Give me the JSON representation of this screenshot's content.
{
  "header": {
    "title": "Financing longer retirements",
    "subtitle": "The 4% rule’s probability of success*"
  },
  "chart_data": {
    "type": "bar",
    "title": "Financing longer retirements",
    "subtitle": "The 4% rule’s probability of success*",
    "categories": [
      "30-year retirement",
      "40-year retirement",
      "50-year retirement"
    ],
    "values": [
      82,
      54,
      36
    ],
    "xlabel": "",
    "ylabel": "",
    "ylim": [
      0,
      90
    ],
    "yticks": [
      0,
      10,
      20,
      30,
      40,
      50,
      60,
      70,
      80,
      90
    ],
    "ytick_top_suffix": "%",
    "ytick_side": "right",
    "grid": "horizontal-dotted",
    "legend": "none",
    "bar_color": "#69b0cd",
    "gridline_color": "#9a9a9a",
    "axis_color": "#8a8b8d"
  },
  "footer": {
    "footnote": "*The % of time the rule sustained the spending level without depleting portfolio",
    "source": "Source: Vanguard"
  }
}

SET TASK: Give the listing above again, word for word.

SOLVED PROBLEM:
Give me the JSON representation of this screenshot's content.
{
  "header": {
    "title": "Financing longer retirements",
    "subtitle": "The 4% rule’s probability of success*"
  },
  "chart_data": {
    "type": "bar",
    "title": "Financing longer retirements",
    "subtitle": "The 4% rule’s probability of success*",
    "categories": [
      "30-year retirement",
      "40-year retirement",
      "50-year retirement"
    ],
    "values": [
      82,
      54,
      36
    ],
    "xlabel": "",
    "ylabel": "",
    "ylim": [
      0,
      90
    ],
    "yticks": [
      0,
      10,
      20,
      30,
      40,
      50,
      60,
      70,
      80,
      90
    ],
    "ytick_top_suffix": "%",
    "ytick_side": "right",
    "grid": "horizontal-dotted",
    "legend": "none",
    "bar_color": "#69b0cd",
    "gridline_color": "#9a9a9a",
    "axis_color": "#8a8b8d"
  },
  "footer": {
    "footnote": "*The % of time the rule sustained the spending level without depleting portfolio",
    "source": "Source: Vanguard"
  }
}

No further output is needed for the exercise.